— YOUR OBJECTIVE —
Count every line of the listing where the string "name" occurs, and reply with the count alone.

— DATA —
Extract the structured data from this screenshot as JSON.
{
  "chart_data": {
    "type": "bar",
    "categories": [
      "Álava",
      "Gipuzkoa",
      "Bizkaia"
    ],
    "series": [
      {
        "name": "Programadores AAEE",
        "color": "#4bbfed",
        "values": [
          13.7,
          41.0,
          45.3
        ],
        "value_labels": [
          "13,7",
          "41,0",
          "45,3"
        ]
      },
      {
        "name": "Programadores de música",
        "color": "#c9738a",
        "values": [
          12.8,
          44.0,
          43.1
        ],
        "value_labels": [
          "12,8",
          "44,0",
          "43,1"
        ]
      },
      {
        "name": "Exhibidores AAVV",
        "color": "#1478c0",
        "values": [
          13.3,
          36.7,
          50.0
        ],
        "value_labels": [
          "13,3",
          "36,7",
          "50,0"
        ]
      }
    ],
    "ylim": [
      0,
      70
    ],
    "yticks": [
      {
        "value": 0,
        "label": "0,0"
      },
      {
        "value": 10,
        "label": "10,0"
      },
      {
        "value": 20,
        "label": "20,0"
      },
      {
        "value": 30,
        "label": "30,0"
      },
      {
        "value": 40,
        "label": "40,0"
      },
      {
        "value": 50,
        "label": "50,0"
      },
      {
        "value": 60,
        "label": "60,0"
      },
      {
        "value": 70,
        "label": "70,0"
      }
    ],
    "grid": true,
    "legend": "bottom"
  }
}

— THE REPLY —
3